• _Given task_
Send each entry back exactly as given, pictures excluded.

Stored records:

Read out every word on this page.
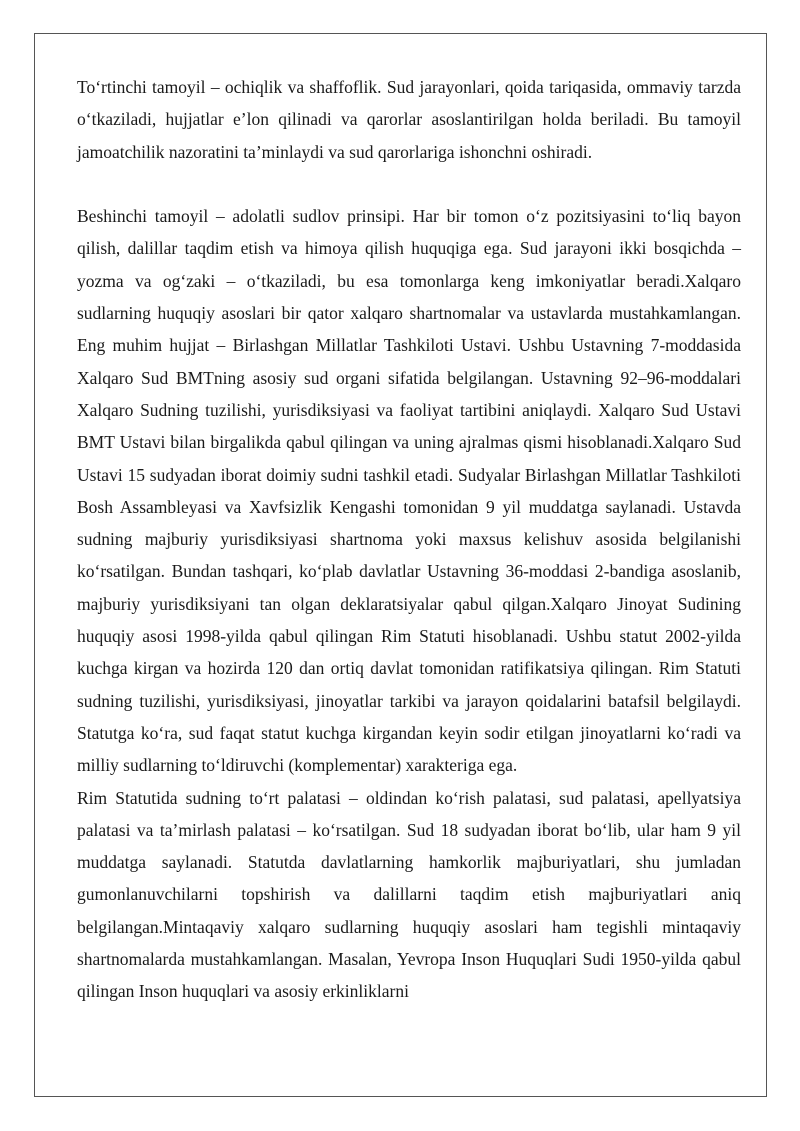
To‘rtinchi tamoyil – ochiqlik va shaffoflik. Sud jarayonlari, qoida tariqasida, ommaviy tarzda o‘tkaziladi, hujjatlar e’lon qilinadi va qarorlar asoslantirilgan holda beriladi. Bu tamoyil jamoatchilik nazoratini ta’minlaydi va sud qarorlariga ishonchni oshiradi.

Beshinchi tamoyil – adolatli sudlov prinsipi. Har bir tomon o‘z pozitsiyasini to‘liq bayon qilish, dalillar taqdim etish va himoya qilish huquqiga ega. Sud jarayoni ikki bosqichda – yozma va og‘zaki – o‘tkaziladi, bu esa tomonlarga keng imkoniyatlar beradi.Xalqaro sudlarning huquqiy asoslari bir qator xalqaro shartnomalar va ustavlarda mustahkamlangan. Eng muhim hujjat – Birlashgan Millatlar Tashkiloti Ustavi. Ushbu Ustavning 7-moddasida Xalqaro Sud BMTning asosiy sud organi sifatida belgilangan. Ustavning 92–96-moddalari Xalqaro Sudning tuzilishi, yurisdiksiyasi va faoliyat tartibini aniqlaydi. Xalqaro Sud Ustavi BMT Ustavi bilan birgalikda qabul qilingan va uning ajralmas qismi hisoblanadi.Xalqaro Sud Ustavi 15 sudyadan iborat doimiy sudni tashkil etadi. Sudyalar Birlashgan Millatlar Tashkiloti Bosh Assambleyasi va Xavfsizlik Kengashi tomonidan 9 yil muddatga saylanadi. Ustavda sudning majburiy yurisdiksiyasi shartnoma yoki maxsus kelishuv asosida belgilanishi ko‘rsatilgan. Bundan tashqari, ko‘plab davlatlar Ustavning 36-moddasi 2-bandiga asoslanib, majburiy yurisdiksiyani tan olgan deklaratsiyalar qabul qilgan.Xalqaro Jinoyat Sudining huquqiy asosi 1998-yilda qabul qilingan Rim Statuti hisoblanadi. Ushbu statut 2002-yilda kuchga kirgan va hozirda 120 dan ortiq davlat tomonidan ratifikatsiya qilingan. Rim Statuti sudning tuzilishi, yurisdiksiyasi, jinoyatlar tarkibi va jarayon qoidalarini batafsil belgilaydi. Statutga ko‘ra, sud faqat statut kuchga kirgandan keyin sodir etilgan jinoyatlarni ko‘radi va milliy sudlarning to‘ldiruvchi (komplementar) xarakteriga ega.

Rim Statutida sudning to‘rt palatasi – oldindan ko‘rish palatasi, sud palatasi, apellyatsiya palatasi va ta’mirlash palatasi – ko‘rsatilgan. Sud 18 sudyadan iborat bo‘lib, ular ham 9 yil muddatga saylanadi. Statutda davlatlarning hamkorlik majburiyatlari, shu jumladan gumonlanuvchilarni topshirish va dalillarni taqdim etish majburiyatlari aniq belgilangan.Mintaqaviy xalqaro sudlarning huquqiy asoslari ham tegishli mintaqaviy shartnomalarda mustahkamlangan. Masalan, Yevropa Inson Huquqlari Sudi 1950-yilda qabul qilingan Inson huquqlari va asosiy erkinliklarni
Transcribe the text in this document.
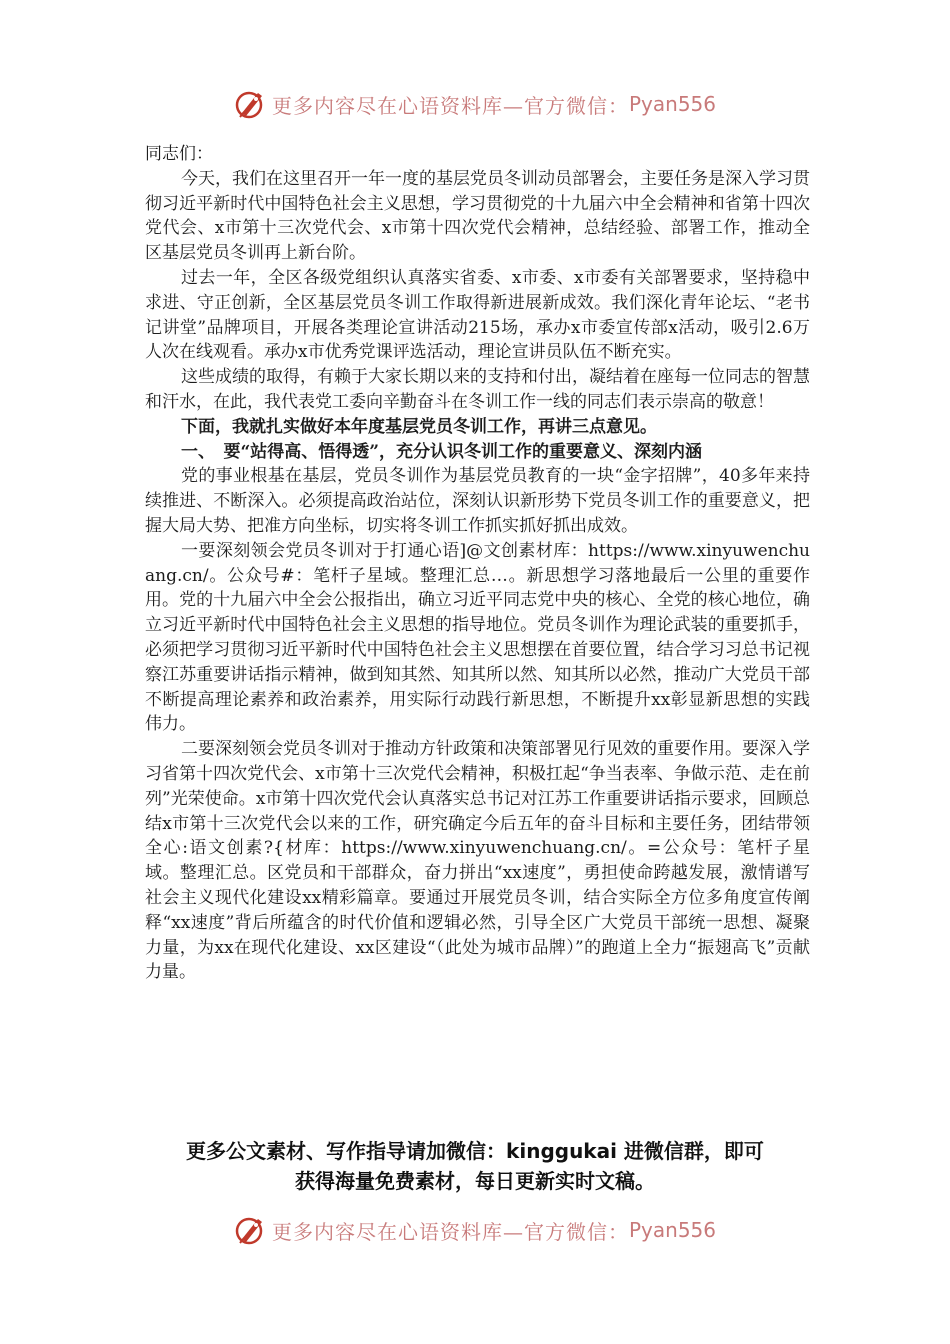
更多内容尽在心语资料库—官方微信： Pyan556

同志们：

今天，我们在这里召开一年一度的基层党员冬训动员部署会，主要任务是深入学习贯彻习近平新时代中国特色社会主义思想，学习贯彻党的十九届六中全会精神和省第十四次党代会、x市第十三次党代会、x市第十四次党代会精神，总结经验、部署工作，推动全区基层党员冬训再上新台阶。

过去一年，全区各级党组织认真落实省委、x市委、x市委有关部署要求，坚持稳中求进、守正创新，全区基层党员冬训工作取得新进展新成效。我们深化青年论坛、“老书记讲堂”品牌项目，开展各类理论宣讲活动215场，承办x市委宣传部x活动，吸引2.6万人次在线观看。承办x市优秀党课评选活动，理论宣讲员队伍不断充实。

这些成绩的取得，有赖于大家长期以来的支持和付出，凝结着在座每一位同志的智慧和汗水，在此，我代表党工委向辛勤奋斗在冬训工作一线的同志们表示崇高的敬意！

下面，我就扎实做好本年度基层党员冬训工作，再讲三点意见。

一、　要“站得高、悟得透”，充分认识冬训工作的重要意义、深刻内涵

党的事业根基在基层，党员冬训作为基层党员教育的一块“金字招牌”，40多年来持续推进、不断深入。必须提高政治站位，深刻认识新形势下党员冬训工作的重要意义，把握大局大势、把准方向坐标，切实将冬训工作抓实抓好抓出成效。

一要深刻领会党员冬训对于打通心语]@文创素材库：https://www.xinyuwenchuang.cn/。公众号#：笔杆子星域。整理汇总…。新思想学习落地最后一公里的重要作用。党的十九届六中全会公报指出，确立习近平同志党中央的核心、全党的核心地位，确立习近平新时代中国特色社会主义思想的指导地位。党员冬训作为理论武装的重要抓手，必须把学习贯彻习近平新时代中国特色社会主义思想摆在首要位置，结合学习习总书记视察江苏重要讲话指示精神，做到知其然、知其所以然、知其所以必然，推动广大党员干部不断提高理论素养和政治素养，用实际行动践行新思想，不断提升xx彰显新思想的实践伟力。

二要深刻领会党员冬训对于推动方针政策和决策部署见行见效的重要作用。要深入学习省第十四次党代会、x市第十三次党代会精神，积极扛起“争当表率、争做示范、走在前列”光荣使命。x市第十四次党代会认真落实总书记对江苏工作重要讲话指示要求，回顾总结x市第十三次党代会以来的工作，研究确定今后五年的奋斗目标和主要任务，团结带领全心:语文创素?{材库：https://www.xinyuwenchuang.cn/。=公众号：笔杆子星域。整理汇总。区党员和干部群众，奋力拼出“xx速度”，勇担使命跨越发展，激情谱写社会主义现代化建设xx精彩篇章。要通过开展党员冬训，结合实际全方位多角度宣传阐释“xx速度”背后所蕴含的时代价值和逻辑必然，引导全区广大党员干部统一思想、凝聚力量，为xx在现代化建设、xx区建设“（此处为城市品牌）”的跑道上全力“振翅高飞”贡献力量。

更多公文素材、写作指导请加微信：kinggukai 进微信群，即可
获得海量免费素材，每日更新实时文稿。
更多内容尽在心语资料库—官方微信： Pyan556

• _Response to this exercise_
Read out every word on this page.
To‘rtinchi tamoyil – ochiqlik va shaffoflik. Sud jarayonlari, qoida tariqasida, ommaviy tarzda o‘tkaziladi, hujjatlar e’lon qilinadi va qarorlar asoslantirilgan holda beriladi. Bu tamoyil jamoatchilik nazoratini ta’minlaydi va sud qarorlariga ishonchni oshiradi.

Beshinchi tamoyil – adolatli sudlov prinsipi. Har bir tomon o‘z pozitsiyasini to‘liq bayon qilish, dalillar taqdim etish va himoya qilish huquqiga ega. Sud jarayoni ikki bosqichda – yozma va og‘zaki – o‘tkaziladi, bu esa tomonlarga keng imkoniyatlar beradi.Xalqaro sudlarning huquqiy asoslari bir qator xalqaro shartnomalar va ustavlarda mustahkamlangan. Eng muhim hujjat – Birlashgan Millatlar Tashkiloti Ustavi. Ushbu Ustavning 7-moddasida Xalqaro Sud BMTning asosiy sud organi sifatida belgilangan. Ustavning 92–96-moddalari Xalqaro Sudning tuzilishi, yurisdiksiyasi va faoliyat tartibini aniqlaydi. Xalqaro Sud Ustavi BMT Ustavi bilan birgalikda qabul qilingan va uning ajralmas qismi hisoblanadi.Xalqaro Sud Ustavi 15 sudyadan iborat doimiy sudni tashkil etadi. Sudyalar Birlashgan Millatlar Tashkiloti Bosh Assambleyasi va Xavfsizlik Kengashi tomonidan 9 yil muddatga saylanadi. Ustavda sudning majburiy yurisdiksiyasi shartnoma yoki maxsus kelishuv asosida belgilanishi ko‘rsatilgan. Bundan tashqari, ko‘plab davlatlar Ustavning 36-moddasi 2-bandiga asoslanib, majburiy yurisdiksiyani tan olgan deklaratsiyalar qabul qilgan.Xalqaro Jinoyat Sudining huquqiy asosi 1998-yilda qabul qilingan Rim Statuti hisoblanadi. Ushbu statut 2002-yilda kuchga kirgan va hozirda 120 dan ortiq davlat tomonidan ratifikatsiya qilingan. Rim Statuti sudning tuzilishi, yurisdiksiyasi, jinoyatlar tarkibi va jarayon qoidalarini batafsil belgilaydi. Statutga ko‘ra, sud faqat statut kuchga kirgandan keyin sodir etilgan jinoyatlarni ko‘radi va milliy sudlarning to‘ldiruvchi (komplementar) xarakteriga ega.

Rim Statutida sudning to‘rt palatasi – oldindan ko‘rish palatasi, sud palatasi, apellyatsiya palatasi va ta’mirlash palatasi – ko‘rsatilgan. Sud 18 sudyadan iborat bo‘lib, ular ham 9 yil muddatga saylanadi. Statutda davlatlarning hamkorlik majburiyatlari, shu jumladan gumonlanuvchilarni topshirish va dalillarni taqdim etish majburiyatlari aniq belgilangan.Mintaqaviy xalqaro sudlarning huquqiy asoslari ham tegishli mintaqaviy shartnomalarda mustahkamlangan. Masalan, Yevropa Inson Huquqlari Sudi 1950-yilda qabul qilingan Inson huquqlari va asosiy erkinliklarni
Transcribe the text in this document.
更多内容尽在心语资料库—官方微信： Pyan556

同志们：

今天，我们在这里召开一年一度的基层党员冬训动员部署会，主要任务是深入学习贯彻习近平新时代中国特色社会主义思想，学习贯彻党的十九届六中全会精神和省第十四次党代会、x市第十三次党代会、x市第十四次党代会精神，总结经验、部署工作，推动全区基层党员冬训再上新台阶。

过去一年，全区各级党组织认真落实省委、x市委、x市委有关部署要求，坚持稳中求进、守正创新，全区基层党员冬训工作取得新进展新成效。我们深化青年论坛、“老书记讲堂”品牌项目，开展各类理论宣讲活动215场，承办x市委宣传部x活动，吸引2.6万人次在线观看。承办x市优秀党课评选活动，理论宣讲员队伍不断充实。

这些成绩的取得，有赖于大家长期以来的支持和付出，凝结着在座每一位同志的智慧和汗水，在此，我代表党工委向辛勤奋斗在冬训工作一线的同志们表示崇高的敬意！

下面，我就扎实做好本年度基层党员冬训工作，再讲三点意见。

一、　要“站得高、悟得透”，充分认识冬训工作的重要意义、深刻内涵

党的事业根基在基层，党员冬训作为基层党员教育的一块“金字招牌”，40多年来持续推进、不断深入。必须提高政治站位，深刻认识新形势下党员冬训工作的重要意义，把握大局大势、把准方向坐标，切实将冬训工作抓实抓好抓出成效。

一要深刻领会党员冬训对于打通心语]@文创素材库：https://www.xinyuwenchuang.cn/。公众号#：笔杆子星域。整理汇总…。新思想学习落地最后一公里的重要作用。党的十九届六中全会公报指出，确立习近平同志党中央的核心、全党的核心地位，确立习近平新时代中国特色社会主义思想的指导地位。党员冬训作为理论武装的重要抓手，必须把学习贯彻习近平新时代中国特色社会主义思想摆在首要位置，结合学习习总书记视察江苏重要讲话指示精神，做到知其然、知其所以然、知其所以必然，推动广大党员干部不断提高理论素养和政治素养，用实际行动践行新思想，不断提升xx彰显新思想的实践伟力。

二要深刻领会党员冬训对于推动方针政策和决策部署见行见效的重要作用。要深入学习省第十四次党代会、x市第十三次党代会精神，积极扛起“争当表率、争做示范、走在前列”光荣使命。x市第十四次党代会认真落实总书记对江苏工作重要讲话指示要求，回顾总结x市第十三次党代会以来的工作，研究确定今后五年的奋斗目标和主要任务，团结带领全心:语文创素?{材库：https://www.xinyuwenchuang.cn/。=公众号：笔杆子星域。整理汇总。区党员和干部群众，奋力拼出“xx速度”，勇担使命跨越发展，激情谱写社会主义现代化建设xx精彩篇章。要通过开展党员冬训，结合实际全方位多角度宣传阐释“xx速度”背后所蕴含的时代价值和逻辑必然，引导全区广大党员干部统一思想、凝聚力量，为xx在现代化建设、xx区建设“（此处为城市品牌）”的跑道上全力“振翅高飞”贡献力量。

更多公文素材、写作指导请加微信：kinggukai 进微信群，即可
获得海量免费素材，每日更新实时文稿。
更多内容尽在心语资料库—官方微信： Pyan556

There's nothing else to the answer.